Questions on the material:
**a.** In the course descriptions, which areas of life-science inquiry are named at the opening of the Biotechnology Policy and Ethics entry?
**b.** Pick up the course descriptions after their final sentence and keep writing.

Text shown:

# # #

Typically Offered:
Fall Term Every Other Year
POLS 420Biotechnology Policy and Ethics3.00
Human reproductive cloning,genetic modification and alteration, personalized genomics, synthetic biology...these are only some of the areas of inquiry in the life sciences that have attracted public interest for their societal, ethical and policy implications. This course examines the political and ethical implications of selected areas of biotechnology that are now a part of the contemporary public debate with particular emphasis on the impact of these technologies on women. Some of the principles examined are legalistic, while others require ethical reasoning evaluating concepts such as human nature, personhood and autonomy. Key questions considered in this course include: Who benefits from these biotechnologies? Who re the primary actors engaged in policy creation? How can emerging technologies best be managed to balance individual freedom and scientific advancement with adequate protections for vulnerable classes? Finally, how do these technologies fit into our belief systems regarding the desirability of emerging biotechnologies in our individual lives and for society more generally?
Typically Offered:
Spring Term every other Year
POLS 465Congress and the Presidency3.00
How have the contemporary Congress and President changed over the past two hundred years? Are these changes consistent with the intent of the Founding Fathers? Do we have an imperial Presidency? Why do Americans consistently approve of their member of Congress yet revile Congress as an institution? This course is designed to explore the historical evolution of the Executive and Legislative branches of government, while simultaneously considering the intention of the Founding Fathers. The nature of this interbranch relationship is evaluated through examination of the political parties, elections and the changing electoral and partisan environments.

# # #

Study material:
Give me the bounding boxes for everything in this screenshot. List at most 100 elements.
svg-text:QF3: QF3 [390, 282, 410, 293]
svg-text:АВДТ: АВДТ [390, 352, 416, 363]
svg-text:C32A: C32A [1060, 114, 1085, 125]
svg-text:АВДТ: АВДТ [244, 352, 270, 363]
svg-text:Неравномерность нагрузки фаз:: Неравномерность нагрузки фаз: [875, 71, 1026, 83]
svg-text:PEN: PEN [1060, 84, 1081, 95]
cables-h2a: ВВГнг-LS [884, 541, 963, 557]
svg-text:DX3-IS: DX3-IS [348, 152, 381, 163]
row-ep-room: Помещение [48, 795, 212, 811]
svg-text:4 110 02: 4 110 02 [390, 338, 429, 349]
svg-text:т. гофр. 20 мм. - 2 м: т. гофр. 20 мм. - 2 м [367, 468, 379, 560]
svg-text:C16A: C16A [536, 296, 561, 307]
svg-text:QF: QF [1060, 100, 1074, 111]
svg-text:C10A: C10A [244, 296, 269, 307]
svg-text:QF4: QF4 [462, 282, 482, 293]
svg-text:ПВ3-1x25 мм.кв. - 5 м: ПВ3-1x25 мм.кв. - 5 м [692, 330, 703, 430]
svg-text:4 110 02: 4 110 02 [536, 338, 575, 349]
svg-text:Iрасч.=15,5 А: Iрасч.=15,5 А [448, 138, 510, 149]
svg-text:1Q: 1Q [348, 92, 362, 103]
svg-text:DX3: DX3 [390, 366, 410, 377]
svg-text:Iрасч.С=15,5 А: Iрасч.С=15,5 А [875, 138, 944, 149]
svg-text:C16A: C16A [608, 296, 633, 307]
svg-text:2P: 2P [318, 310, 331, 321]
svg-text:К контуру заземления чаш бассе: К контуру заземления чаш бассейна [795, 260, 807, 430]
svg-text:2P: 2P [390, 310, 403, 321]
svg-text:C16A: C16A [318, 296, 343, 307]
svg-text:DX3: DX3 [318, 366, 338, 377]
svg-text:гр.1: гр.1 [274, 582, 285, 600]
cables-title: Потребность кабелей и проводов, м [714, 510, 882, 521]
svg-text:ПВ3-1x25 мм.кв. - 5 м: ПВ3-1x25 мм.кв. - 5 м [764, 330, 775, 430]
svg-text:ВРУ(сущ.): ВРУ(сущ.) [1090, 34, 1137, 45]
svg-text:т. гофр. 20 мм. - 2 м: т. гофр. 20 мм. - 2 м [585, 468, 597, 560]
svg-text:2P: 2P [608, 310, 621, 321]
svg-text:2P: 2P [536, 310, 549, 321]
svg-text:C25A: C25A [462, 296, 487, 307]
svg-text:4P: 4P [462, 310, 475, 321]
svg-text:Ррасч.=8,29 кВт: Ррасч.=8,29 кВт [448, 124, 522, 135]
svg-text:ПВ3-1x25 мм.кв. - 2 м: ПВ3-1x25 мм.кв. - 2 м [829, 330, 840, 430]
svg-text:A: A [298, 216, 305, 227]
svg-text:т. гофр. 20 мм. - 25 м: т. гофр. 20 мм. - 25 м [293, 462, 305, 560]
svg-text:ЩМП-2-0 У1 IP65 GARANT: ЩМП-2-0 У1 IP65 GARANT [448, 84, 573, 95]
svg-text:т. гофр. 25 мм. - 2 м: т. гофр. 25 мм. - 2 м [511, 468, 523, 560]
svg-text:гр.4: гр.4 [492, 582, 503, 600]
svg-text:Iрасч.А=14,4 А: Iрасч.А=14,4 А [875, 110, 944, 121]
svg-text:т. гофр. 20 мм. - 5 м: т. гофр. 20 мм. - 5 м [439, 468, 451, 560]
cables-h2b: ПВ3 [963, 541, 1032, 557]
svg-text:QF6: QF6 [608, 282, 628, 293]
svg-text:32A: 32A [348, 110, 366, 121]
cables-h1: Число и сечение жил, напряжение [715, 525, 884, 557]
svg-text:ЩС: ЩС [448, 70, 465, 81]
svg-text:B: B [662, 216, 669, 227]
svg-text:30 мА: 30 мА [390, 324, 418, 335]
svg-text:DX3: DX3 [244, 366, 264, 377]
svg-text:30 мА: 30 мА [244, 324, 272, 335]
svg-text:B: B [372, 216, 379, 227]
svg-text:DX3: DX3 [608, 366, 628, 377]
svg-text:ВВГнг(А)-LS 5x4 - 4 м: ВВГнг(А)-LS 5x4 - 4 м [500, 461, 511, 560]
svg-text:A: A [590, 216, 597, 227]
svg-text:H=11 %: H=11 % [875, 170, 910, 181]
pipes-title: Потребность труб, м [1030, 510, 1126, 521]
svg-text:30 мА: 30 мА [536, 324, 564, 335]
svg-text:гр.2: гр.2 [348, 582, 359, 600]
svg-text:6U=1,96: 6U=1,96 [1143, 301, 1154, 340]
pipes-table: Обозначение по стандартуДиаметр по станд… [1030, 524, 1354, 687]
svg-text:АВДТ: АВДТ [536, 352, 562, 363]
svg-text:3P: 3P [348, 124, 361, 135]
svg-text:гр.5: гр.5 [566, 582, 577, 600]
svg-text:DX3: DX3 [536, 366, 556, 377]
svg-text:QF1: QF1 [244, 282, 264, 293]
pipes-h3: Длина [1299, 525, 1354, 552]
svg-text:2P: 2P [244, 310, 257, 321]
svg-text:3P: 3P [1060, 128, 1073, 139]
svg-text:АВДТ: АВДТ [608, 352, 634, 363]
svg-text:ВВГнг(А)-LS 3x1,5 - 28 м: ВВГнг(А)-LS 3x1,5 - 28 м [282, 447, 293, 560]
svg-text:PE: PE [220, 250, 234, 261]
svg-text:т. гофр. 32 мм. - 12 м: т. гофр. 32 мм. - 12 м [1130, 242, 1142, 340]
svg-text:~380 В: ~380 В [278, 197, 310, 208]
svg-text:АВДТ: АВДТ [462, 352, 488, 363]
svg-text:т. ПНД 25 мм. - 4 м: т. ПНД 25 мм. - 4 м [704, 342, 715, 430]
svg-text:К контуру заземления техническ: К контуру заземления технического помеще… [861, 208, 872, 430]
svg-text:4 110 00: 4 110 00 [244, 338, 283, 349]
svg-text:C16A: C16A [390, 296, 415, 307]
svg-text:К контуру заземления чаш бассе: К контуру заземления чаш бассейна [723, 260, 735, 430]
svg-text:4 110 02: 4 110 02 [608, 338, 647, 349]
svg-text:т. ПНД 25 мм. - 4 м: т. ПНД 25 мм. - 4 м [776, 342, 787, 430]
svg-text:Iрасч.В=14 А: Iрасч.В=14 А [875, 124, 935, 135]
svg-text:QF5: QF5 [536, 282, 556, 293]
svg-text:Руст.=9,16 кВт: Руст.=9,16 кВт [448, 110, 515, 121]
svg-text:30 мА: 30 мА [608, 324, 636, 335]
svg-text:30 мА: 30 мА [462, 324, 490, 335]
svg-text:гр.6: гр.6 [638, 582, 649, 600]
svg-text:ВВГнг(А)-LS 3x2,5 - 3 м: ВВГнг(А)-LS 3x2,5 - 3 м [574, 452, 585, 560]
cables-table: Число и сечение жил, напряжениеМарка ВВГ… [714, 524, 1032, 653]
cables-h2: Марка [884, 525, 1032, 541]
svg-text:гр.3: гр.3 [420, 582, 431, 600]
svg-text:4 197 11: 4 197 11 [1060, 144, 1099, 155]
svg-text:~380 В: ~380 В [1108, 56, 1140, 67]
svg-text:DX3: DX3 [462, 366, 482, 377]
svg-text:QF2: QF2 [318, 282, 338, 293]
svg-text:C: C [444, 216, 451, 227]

# # #

Responses for each task:
**a.** Human reproductive cloning; genetic modification and alteration; personalized genomics; synthetic biology

**b.**
Typically Offered:
Spring Term every other Year
POLS 485Internship2.00 - 10.00
Structured and focused field experience in a public agency. Students will be assigned duties in various agencies. Prerequisites: Only students with a Political Science major or minor may enroll in this course. Written consent of the instructor must be obtained before registering for this course. Since the internship is an independent learning experience involving the cooperation and assistance of an outside agency, students should notify the instructor in writing of their interest in doing an internship early in the semester before the semester of the actual field experience.
Typically Offered:
Occasional by Demand
POLS 489Political Science Elective1.00 - 12.00
Transfer credits ONLY from another accredited institution not equivalent to a UW-Superior course.
Typically Offered:
POLS 497Student Initiated Seminar1.00 - 3.00
The program offers a specially designed seminar or student-initiated seminar when there is sufficient interest. For further information, see the program coordinator.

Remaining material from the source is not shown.